Data for this exercise:
------------------------------------------------

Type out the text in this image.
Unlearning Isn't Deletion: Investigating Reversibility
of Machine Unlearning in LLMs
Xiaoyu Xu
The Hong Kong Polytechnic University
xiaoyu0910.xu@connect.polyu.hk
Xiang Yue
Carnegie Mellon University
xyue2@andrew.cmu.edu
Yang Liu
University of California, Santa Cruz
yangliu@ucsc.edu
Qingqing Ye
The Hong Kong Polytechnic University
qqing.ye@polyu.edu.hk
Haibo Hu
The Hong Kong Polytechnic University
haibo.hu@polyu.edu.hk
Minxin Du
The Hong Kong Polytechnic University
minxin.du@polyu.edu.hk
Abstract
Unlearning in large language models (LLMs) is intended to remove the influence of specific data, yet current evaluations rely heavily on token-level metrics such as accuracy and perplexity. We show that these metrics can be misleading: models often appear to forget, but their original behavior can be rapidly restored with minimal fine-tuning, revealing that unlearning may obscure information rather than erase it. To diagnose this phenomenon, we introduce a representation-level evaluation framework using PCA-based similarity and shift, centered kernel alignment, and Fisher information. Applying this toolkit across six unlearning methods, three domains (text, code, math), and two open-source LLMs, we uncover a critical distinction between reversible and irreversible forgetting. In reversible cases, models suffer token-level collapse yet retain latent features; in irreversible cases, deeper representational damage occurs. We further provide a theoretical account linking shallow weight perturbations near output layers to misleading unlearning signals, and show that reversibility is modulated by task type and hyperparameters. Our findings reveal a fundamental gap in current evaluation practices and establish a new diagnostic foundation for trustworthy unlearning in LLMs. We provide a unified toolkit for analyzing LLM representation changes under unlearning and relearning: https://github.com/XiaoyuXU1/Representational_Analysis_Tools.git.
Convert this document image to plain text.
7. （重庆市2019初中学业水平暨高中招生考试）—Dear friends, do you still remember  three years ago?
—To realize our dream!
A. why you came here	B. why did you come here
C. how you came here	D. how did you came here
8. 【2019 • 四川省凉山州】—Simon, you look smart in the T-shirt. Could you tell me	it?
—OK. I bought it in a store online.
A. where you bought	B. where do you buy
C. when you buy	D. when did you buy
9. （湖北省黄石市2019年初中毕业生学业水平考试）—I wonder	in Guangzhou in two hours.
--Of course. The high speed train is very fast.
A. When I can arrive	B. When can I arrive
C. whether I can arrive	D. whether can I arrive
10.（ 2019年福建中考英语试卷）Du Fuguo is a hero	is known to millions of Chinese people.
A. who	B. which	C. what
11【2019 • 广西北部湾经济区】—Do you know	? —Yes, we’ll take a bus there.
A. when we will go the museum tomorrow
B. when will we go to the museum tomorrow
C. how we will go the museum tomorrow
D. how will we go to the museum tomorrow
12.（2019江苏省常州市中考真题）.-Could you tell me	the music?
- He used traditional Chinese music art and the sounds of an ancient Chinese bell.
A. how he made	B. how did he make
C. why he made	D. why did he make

------------------------------------------------

Set problem:
Print all of the data exactly as it was given.

Task solution:
Type out the text in this image.
Unlearning Isn't Deletion: Investigating Reversibility
of Machine Unlearning in LLMs
Xiaoyu Xu
The Hong Kong Polytechnic University
xiaoyu0910.xu@connect.polyu.hk
Xiang Yue
Carnegie Mellon University
xyue2@andrew.cmu.edu
Yang Liu
University of California, Santa Cruz
yangliu@ucsc.edu
Qingqing Ye
The Hong Kong Polytechnic University
qqing.ye@polyu.edu.hk
Haibo Hu
The Hong Kong Polytechnic University
haibo.hu@polyu.edu.hk
Minxin Du
The Hong Kong Polytechnic University
minxin.du@polyu.edu.hk
Abstract
Unlearning in large language models (LLMs) is intended to remove the influence of specific data, yet current evaluations rely heavily on token-level metrics such as accuracy and perplexity. We show that these metrics can be misleading: models often appear to forget, but their original behavior can be rapidly restored with minimal fine-tuning, revealing that unlearning may obscure information rather than erase it. To diagnose this phenomenon, we introduce a representation-level evaluation framework using PCA-based similarity and shift, centered kernel alignment, and Fisher information. Applying this toolkit across six unlearning methods, three domains (text, code, math), and two open-source LLMs, we uncover a critical distinction between reversible and irreversible forgetting. In reversible cases, models suffer token-level collapse yet retain latent features; in irreversible cases, deeper representational damage occurs. We further provide a theoretical account linking shallow weight perturbations near output layers to misleading unlearning signals, and show that reversibility is modulated by task type and hyperparameters. Our findings reveal a fundamental gap in current evaluation practices and establish a new diagnostic foundation for trustworthy unlearning in LLMs. We provide a unified toolkit for analyzing LLM representation changes under unlearning and relearning: https://github.com/XiaoyuXU1/Representational_Analysis_Tools.git.
Convert this document image to plain text.
7. （重庆市2019初中学业水平暨高中招生考试）—Dear friends, do you still remember  three years ago?
—To realize our dream!
A. why you came here	B. why did you come here
C. how you came here	D. how did you came here
8. 【2019 • 四川省凉山州】—Simon, you look smart in the T-shirt. Could you tell me	it?
—OK. I bought it in a store online.
A. where you bought	B. where do you buy
C. when you buy	D. when did you buy
9. （湖北省黄石市2019年初中毕业生学业水平考试）—I wonder	in Guangzhou in two hours.
--Of course. The high speed train is very fast.
A. When I can arrive	B. When can I arrive
C. whether I can arrive	D. whether can I arrive
10.（ 2019年福建中考英语试卷）Du Fuguo is a hero	is known to millions of Chinese people.
A. who	B. which	C. what
11【2019 • 广西北部湾经济区】—Do you know	? —Yes, we’ll take a bus there.
A. when we will go the museum tomorrow
B. when will we go to the museum tomorrow
C. how we will go the museum tomorrow
D. how will we go to the museum tomorrow
12.（2019江苏省常州市中考真题）.-Could you tell me	the music?
- He used traditional Chinese music art and the sounds of an ancient Chinese bell.
A. how he made	B. how did he make
C. why he made	D. why did he make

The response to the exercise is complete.